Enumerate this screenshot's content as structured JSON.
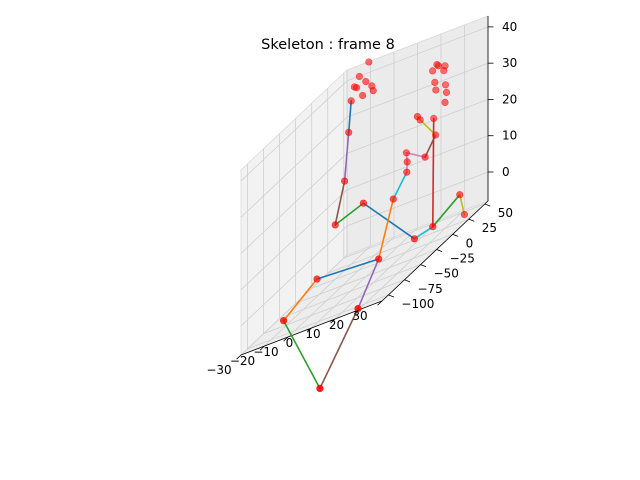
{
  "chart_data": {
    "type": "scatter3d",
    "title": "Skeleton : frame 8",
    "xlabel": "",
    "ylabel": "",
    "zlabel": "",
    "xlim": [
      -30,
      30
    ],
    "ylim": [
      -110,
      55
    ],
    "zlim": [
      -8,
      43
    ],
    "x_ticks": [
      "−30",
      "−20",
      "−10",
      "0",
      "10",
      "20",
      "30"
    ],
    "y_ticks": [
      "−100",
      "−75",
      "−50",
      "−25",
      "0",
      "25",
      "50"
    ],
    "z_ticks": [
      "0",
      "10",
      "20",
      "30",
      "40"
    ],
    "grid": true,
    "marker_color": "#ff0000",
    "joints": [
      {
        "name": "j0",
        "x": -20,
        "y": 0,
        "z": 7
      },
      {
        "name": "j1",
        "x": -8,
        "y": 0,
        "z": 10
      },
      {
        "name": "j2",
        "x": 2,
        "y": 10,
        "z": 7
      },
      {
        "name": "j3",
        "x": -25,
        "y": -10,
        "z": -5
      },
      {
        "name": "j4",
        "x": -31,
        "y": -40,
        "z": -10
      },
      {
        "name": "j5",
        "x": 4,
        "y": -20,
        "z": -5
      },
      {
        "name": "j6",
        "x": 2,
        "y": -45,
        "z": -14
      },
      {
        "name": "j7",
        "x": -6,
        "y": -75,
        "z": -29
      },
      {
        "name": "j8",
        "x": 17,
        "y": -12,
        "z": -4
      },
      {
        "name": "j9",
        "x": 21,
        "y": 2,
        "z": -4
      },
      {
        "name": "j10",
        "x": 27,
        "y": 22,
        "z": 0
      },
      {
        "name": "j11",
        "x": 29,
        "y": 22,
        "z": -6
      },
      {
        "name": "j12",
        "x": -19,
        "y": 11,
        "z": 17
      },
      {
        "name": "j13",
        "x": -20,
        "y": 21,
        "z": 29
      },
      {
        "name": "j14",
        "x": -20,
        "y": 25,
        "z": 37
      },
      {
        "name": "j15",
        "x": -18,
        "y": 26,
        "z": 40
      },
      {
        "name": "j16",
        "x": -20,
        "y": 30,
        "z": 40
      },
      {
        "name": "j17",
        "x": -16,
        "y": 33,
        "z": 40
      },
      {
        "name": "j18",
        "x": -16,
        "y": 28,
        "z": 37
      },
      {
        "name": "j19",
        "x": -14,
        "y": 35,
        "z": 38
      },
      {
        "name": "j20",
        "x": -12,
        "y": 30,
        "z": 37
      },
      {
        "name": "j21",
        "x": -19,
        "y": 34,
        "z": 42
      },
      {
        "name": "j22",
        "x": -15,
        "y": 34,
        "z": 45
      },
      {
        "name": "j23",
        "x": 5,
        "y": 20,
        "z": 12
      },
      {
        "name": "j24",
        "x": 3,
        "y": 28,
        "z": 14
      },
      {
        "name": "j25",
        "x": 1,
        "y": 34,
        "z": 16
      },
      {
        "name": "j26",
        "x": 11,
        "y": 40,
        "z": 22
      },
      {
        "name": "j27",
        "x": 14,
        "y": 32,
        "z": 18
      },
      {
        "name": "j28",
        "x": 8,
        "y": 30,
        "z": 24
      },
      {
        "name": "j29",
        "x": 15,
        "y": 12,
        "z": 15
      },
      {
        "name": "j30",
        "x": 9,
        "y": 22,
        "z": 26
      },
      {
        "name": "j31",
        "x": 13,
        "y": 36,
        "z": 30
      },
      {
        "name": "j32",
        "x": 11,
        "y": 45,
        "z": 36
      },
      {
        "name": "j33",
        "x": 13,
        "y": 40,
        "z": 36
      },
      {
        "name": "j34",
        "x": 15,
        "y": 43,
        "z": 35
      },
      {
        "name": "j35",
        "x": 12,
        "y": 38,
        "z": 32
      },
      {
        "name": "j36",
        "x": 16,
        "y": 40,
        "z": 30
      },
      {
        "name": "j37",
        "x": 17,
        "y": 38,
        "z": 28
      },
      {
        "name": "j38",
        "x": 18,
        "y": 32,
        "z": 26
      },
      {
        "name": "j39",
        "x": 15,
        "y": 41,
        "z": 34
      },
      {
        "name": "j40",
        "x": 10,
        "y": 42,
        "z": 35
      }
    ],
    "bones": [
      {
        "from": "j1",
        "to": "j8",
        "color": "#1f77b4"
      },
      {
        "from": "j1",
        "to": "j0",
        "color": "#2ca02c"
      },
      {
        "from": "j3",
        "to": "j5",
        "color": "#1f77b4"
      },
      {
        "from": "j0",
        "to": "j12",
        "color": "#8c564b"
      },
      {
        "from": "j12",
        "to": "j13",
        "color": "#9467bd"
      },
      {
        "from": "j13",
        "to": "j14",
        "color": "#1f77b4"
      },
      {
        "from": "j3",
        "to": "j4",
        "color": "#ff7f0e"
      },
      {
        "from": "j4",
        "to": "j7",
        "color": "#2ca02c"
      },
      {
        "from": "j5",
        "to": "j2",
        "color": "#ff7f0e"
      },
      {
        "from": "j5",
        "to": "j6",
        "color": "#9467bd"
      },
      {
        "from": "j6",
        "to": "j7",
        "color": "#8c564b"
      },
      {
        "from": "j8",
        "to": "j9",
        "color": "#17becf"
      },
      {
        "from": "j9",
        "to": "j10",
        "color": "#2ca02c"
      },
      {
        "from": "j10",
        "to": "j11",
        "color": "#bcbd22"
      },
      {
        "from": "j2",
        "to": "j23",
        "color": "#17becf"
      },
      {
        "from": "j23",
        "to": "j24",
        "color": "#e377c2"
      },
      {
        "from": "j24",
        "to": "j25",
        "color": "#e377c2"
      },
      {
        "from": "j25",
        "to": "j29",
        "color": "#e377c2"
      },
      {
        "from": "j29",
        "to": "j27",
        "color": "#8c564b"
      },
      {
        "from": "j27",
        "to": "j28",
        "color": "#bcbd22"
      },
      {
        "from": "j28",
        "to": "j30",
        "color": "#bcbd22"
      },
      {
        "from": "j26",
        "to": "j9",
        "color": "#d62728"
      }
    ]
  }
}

═══

*Problem to work on*.
Repeat the material above verbatim, with no pictures in the output.

*Task response*.
Enumerate this screenshot's content as structured JSON.
{
  "chart_data": {
    "type": "scatter3d",
    "title": "Skeleton : frame 8",
    "xlabel": "",
    "ylabel": "",
    "zlabel": "",
    "xlim": [
      -30,
      30
    ],
    "ylim": [
      -110,
      55
    ],
    "zlim": [
      -8,
      43
    ],
    "x_ticks": [
      "−30",
      "−20",
      "−10",
      "0",
      "10",
      "20",
      "30"
    ],
    "y_ticks": [
      "−100",
      "−75",
      "−50",
      "−25",
      "0",
      "25",
      "50"
    ],
    "z_ticks": [
      "0",
      "10",
      "20",
      "30",
      "40"
    ],
    "grid": true,
    "marker_color": "#ff0000",
    "joints": [
      {
        "name": "j0",
        "x": -20,
        "y": 0,
        "z": 7
      },
      {
        "name": "j1",
        "x": -8,
        "y": 0,
        "z": 10
      },
      {
        "name": "j2",
        "x": 2,
        "y": 10,
        "z": 7
      },
      {
        "name": "j3",
        "x": -25,
        "y": -10,
        "z": -5
      },
      {
        "name": "j4",
        "x": -31,
        "y": -40,
        "z": -10
      },
      {
        "name": "j5",
        "x": 4,
        "y": -20,
        "z": -5
      },
      {
        "name": "j6",
        "x": 2,
        "y": -45,
        "z": -14
      },
      {
        "name": "j7",
        "x": -6,
        "y": -75,
        "z": -29
      },
      {
        "name": "j8",
        "x": 17,
        "y": -12,
        "z": -4
      },
      {
        "name": "j9",
        "x": 21,
        "y": 2,
        "z": -4
      },
      {
        "name": "j10",
        "x": 27,
        "y": 22,
        "z": 0
      },
      {
        "name": "j11",
        "x": 29,
        "y": 22,
        "z": -6
      },
      {
        "name": "j12",
        "x": -19,
        "y": 11,
        "z": 17
      },
      {
        "name": "j13",
        "x": -20,
        "y": 21,
        "z": 29
      },
      {
        "name": "j14",
        "x": -20,
        "y": 25,
        "z": 37
      },
      {
        "name": "j15",
        "x": -18,
        "y": 26,
        "z": 40
      },
      {
        "name": "j16",
        "x": -20,
        "y": 30,
        "z": 40
      },
      {
        "name": "j17",
        "x": -16,
        "y": 33,
        "z": 40
      },
      {
        "name": "j18",
        "x": -16,
        "y": 28,
        "z": 37
      },
      {
        "name": "j19",
        "x": -14,
        "y": 35,
        "z": 38
      },
      {
        "name": "j20",
        "x": -12,
        "y": 30,
        "z": 37
      },
      {
        "name": "j21",
        "x": -19,
        "y": 34,
        "z": 42
      },
      {
        "name": "j22",
        "x": -15,
        "y": 34,
        "z": 45
      },
      {
        "name": "j23",
        "x": 5,
        "y": 20,
        "z": 12
      },
      {
        "name": "j24",
        "x": 3,
        "y": 28,
        "z": 14
      },
      {
        "name": "j25",
        "x": 1,
        "y": 34,
        "z": 16
      },
      {
        "name": "j26",
        "x": 11,
        "y": 40,
        "z": 22
      },
      {
        "name": "j27",
        "x": 14,
        "y": 32,
        "z": 18
      },
      {
        "name": "j28",
        "x": 8,
        "y": 30,
        "z": 24
      },
      {
        "name": "j29",
        "x": 15,
        "y": 12,
        "z": 15
      },
      {
        "name": "j30",
        "x": 9,
        "y": 22,
        "z": 26
      },
      {
        "name": "j31",
        "x": 13,
        "y": 36,
        "z": 30
      },
      {
        "name": "j32",
        "x": 11,
        "y": 45,
        "z": 36
      },
      {
        "name": "j33",
        "x": 13,
        "y": 40,
        "z": 36
      },
      {
        "name": "j34",
        "x": 15,
        "y": 43,
        "z": 35
      },
      {
        "name": "j35",
        "x": 12,
        "y": 38,
        "z": 32
      },
      {
        "name": "j36",
        "x": 16,
        "y": 40,
        "z": 30
      },
      {
        "name": "j37",
        "x": 17,
        "y": 38,
        "z": 28
      },
      {
        "name": "j38",
        "x": 18,
        "y": 32,
        "z": 26
      },
      {
        "name": "j39",
        "x": 15,
        "y": 41,
        "z": 34
      },
      {
        "name": "j40",
        "x": 10,
        "y": 42,
        "z": 35
      }
    ],
    "bones": [
      {
        "from": "j1",
        "to": "j8",
        "color": "#1f77b4"
      },
      {
        "from": "j1",
        "to": "j0",
        "color": "#2ca02c"
      },
      {
        "from": "j3",
        "to": "j5",
        "color": "#1f77b4"
      },
      {
        "from": "j0",
        "to": "j12",
        "color": "#8c564b"
      },
      {
        "from": "j12",
        "to": "j13",
        "color": "#9467bd"
      },
      {
        "from": "j13",
        "to": "j14",
        "color": "#1f77b4"
      },
      {
        "from": "j3",
        "to": "j4",
        "color": "#ff7f0e"
      },
      {
        "from": "j4",
        "to": "j7",
        "color": "#2ca02c"
      },
      {
        "from": "j5",
        "to": "j2",
        "color": "#ff7f0e"
      },
      {
        "from": "j5",
        "to": "j6",
        "color": "#9467bd"
      },
      {
        "from": "j6",
        "to": "j7",
        "color": "#8c564b"
      },
      {
        "from": "j8",
        "to": "j9",
        "color": "#17becf"
      },
      {
        "from": "j9",
        "to": "j10",
        "color": "#2ca02c"
      },
      {
        "from": "j10",
        "to": "j11",
        "color": "#bcbd22"
      },
      {
        "from": "j2",
        "to": "j23",
        "color": "#17becf"
      },
      {
        "from": "j23",
        "to": "j24",
        "color": "#e377c2"
      },
      {
        "from": "j24",
        "to": "j25",
        "color": "#e377c2"
      },
      {
        "from": "j25",
        "to": "j29",
        "color": "#e377c2"
      },
      {
        "from": "j29",
        "to": "j27",
        "color": "#8c564b"
      },
      {
        "from": "j27",
        "to": "j28",
        "color": "#bcbd22"
      },
      {
        "from": "j28",
        "to": "j30",
        "color": "#bcbd22"
      },
      {
        "from": "j26",
        "to": "j9",
        "color": "#d62728"
      }
    ]
  }
}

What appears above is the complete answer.